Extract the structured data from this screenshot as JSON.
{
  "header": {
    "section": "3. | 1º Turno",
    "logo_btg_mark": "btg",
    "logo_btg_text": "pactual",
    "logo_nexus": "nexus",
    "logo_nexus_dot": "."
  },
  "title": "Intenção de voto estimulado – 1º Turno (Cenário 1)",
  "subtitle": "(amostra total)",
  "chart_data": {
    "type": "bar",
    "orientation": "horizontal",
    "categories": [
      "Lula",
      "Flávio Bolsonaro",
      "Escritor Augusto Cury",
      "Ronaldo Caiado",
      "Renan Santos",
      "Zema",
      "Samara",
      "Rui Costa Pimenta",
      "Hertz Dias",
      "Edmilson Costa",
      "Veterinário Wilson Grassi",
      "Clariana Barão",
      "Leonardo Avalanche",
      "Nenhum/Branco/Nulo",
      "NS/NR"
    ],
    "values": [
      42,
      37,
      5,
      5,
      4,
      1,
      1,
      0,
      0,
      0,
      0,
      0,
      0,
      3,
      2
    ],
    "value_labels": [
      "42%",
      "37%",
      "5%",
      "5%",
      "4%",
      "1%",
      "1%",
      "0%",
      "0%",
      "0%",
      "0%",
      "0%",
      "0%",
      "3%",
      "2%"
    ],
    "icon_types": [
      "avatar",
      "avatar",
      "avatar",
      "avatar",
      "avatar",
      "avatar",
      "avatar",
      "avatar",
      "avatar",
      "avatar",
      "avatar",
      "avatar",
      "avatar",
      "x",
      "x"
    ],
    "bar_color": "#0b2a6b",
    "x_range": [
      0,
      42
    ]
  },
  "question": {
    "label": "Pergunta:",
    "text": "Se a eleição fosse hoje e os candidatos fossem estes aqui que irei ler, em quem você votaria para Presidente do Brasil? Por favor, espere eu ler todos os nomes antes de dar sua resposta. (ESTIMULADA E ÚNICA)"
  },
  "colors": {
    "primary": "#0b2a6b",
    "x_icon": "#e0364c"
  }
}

━━━━

#### [TASK STATEMENT]
Give back the data above exactly as it appears.

#### [ANSWER TO THIS TASK]
Extract the structured data from this screenshot as JSON.
{
  "header": {
    "section": "3. | 1º Turno",
    "logo_btg_mark": "btg",
    "logo_btg_text": "pactual",
    "logo_nexus": "nexus",
    "logo_nexus_dot": "."
  },
  "title": "Intenção de voto estimulado – 1º Turno (Cenário 1)",
  "subtitle": "(amostra total)",
  "chart_data": {
    "type": "bar",
    "orientation": "horizontal",
    "categories": [
      "Lula",
      "Flávio Bolsonaro",
      "Escritor Augusto Cury",
      "Ronaldo Caiado",
      "Renan Santos",
      "Zema",
      "Samara",
      "Rui Costa Pimenta",
      "Hertz Dias",
      "Edmilson Costa",
      "Veterinário Wilson Grassi",
      "Clariana Barão",
      "Leonardo Avalanche",
      "Nenhum/Branco/Nulo",
      "NS/NR"
    ],
    "values": [
      42,
      37,
      5,
      5,
      4,
      1,
      1,
      0,
      0,
      0,
      0,
      0,
      0,
      3,
      2
    ],
    "value_labels": [
      "42%",
      "37%",
      "5%",
      "5%",
      "4%",
      "1%",
      "1%",
      "0%",
      "0%",
      "0%",
      "0%",
      "0%",
      "0%",
      "3%",
      "2%"
    ],
    "icon_types": [
      "avatar",
      "avatar",
      "avatar",
      "avatar",
      "avatar",
      "avatar",
      "avatar",
      "avatar",
      "avatar",
      "avatar",
      "avatar",
      "avatar",
      "avatar",
      "x",
      "x"
    ],
    "bar_color": "#0b2a6b",
    "x_range": [
      0,
      42
    ]
  },
  "question": {
    "label": "Pergunta:",
    "text": "Se a eleição fosse hoje e os candidatos fossem estes aqui que irei ler, em quem você votaria para Presidente do Brasil? Por favor, espere eu ler todos os nomes antes de dar sua resposta. (ESTIMULADA E ÚNICA)"
  },
  "colors": {
    "primary": "#0b2a6b",
    "x_icon": "#e0364c"
  }
}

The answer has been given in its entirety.